Reproduce each record below exactly as written.

──────── INPUT DATA

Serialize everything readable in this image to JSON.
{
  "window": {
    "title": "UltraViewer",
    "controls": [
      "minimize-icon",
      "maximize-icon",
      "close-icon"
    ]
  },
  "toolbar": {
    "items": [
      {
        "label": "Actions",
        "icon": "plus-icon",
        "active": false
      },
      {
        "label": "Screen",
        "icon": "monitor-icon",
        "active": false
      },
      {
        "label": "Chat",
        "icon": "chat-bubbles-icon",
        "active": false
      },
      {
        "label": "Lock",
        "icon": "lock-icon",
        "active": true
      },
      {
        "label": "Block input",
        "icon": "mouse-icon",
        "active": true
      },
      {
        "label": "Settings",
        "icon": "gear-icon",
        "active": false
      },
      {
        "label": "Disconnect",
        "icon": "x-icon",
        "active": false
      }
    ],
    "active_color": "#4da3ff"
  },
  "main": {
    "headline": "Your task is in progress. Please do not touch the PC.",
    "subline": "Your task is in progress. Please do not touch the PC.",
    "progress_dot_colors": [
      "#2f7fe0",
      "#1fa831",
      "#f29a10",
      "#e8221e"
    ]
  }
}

────────────────

◆ SOLVED EXERCISE ◆
Serialize everything readable in this image to JSON.
{
  "window": {
    "title": "UltraViewer",
    "controls": [
      "minimize-icon",
      "maximize-icon",
      "close-icon"
    ]
  },
  "toolbar": {
    "items": [
      {
        "label": "Actions",
        "icon": "plus-icon",
        "active": false
      },
      {
        "label": "Screen",
        "icon": "monitor-icon",
        "active": false
      },
      {
        "label": "Chat",
        "icon": "chat-bubbles-icon",
        "active": false
      },
      {
        "label": "Lock",
        "icon": "lock-icon",
        "active": true
      },
      {
        "label": "Block input",
        "icon": "mouse-icon",
        "active": true
      },
      {
        "label": "Settings",
        "icon": "gear-icon",
        "active": false
      },
      {
        "label": "Disconnect",
        "icon": "x-icon",
        "active": false
      }
    ],
    "active_color": "#4da3ff"
  },
  "main": {
    "headline": "Your task is in progress. Please do not touch the PC.",
    "subline": "Your task is in progress. Please do not touch the PC.",
    "progress_dot_colors": [
      "#2f7fe0",
      "#1fa831",
      "#f29a10",
      "#e8221e"
    ]
  }
}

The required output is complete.